Some records:
--- Start ---
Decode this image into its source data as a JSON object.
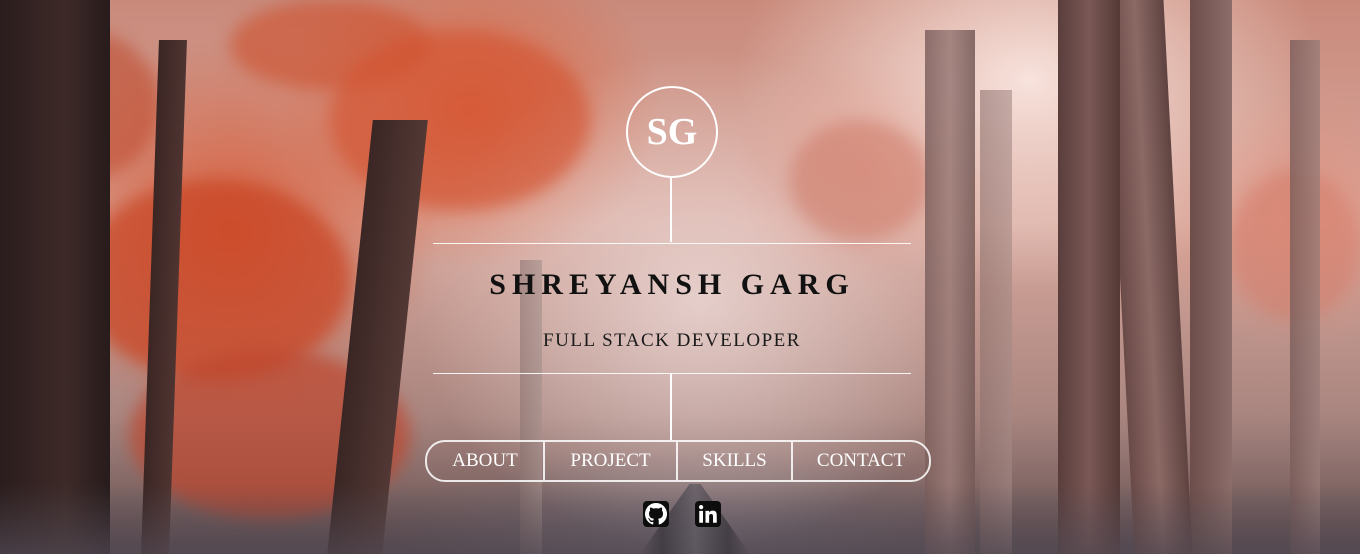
{
  "brand": {
    "monogram": "SG"
  },
  "hero": {
    "name": "SHREYANSH GARG",
    "subtitle": "FULL STACK DEVELOPER"
  },
  "nav": {
    "items": [
      {
        "label": "ABOUT"
      },
      {
        "label": "PROJECT"
      },
      {
        "label": "SKILLS"
      },
      {
        "label": "CONTACT"
      }
    ]
  },
  "social": {
    "icons": [
      "github-icon",
      "linkedin-icon"
    ]
  },
  "colors": {
    "text_light": "#ffffff",
    "text_dark": "#111111",
    "icon_bg": "#0d0d0d"
  }
}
--- End ---
Look through the data above. Find each line with the string "label" and copy it.

Expected output:
        "label": "ABOUT"
        "label": "PROJECT"
        "label": "SKILLS"
        "label": "CONTACT"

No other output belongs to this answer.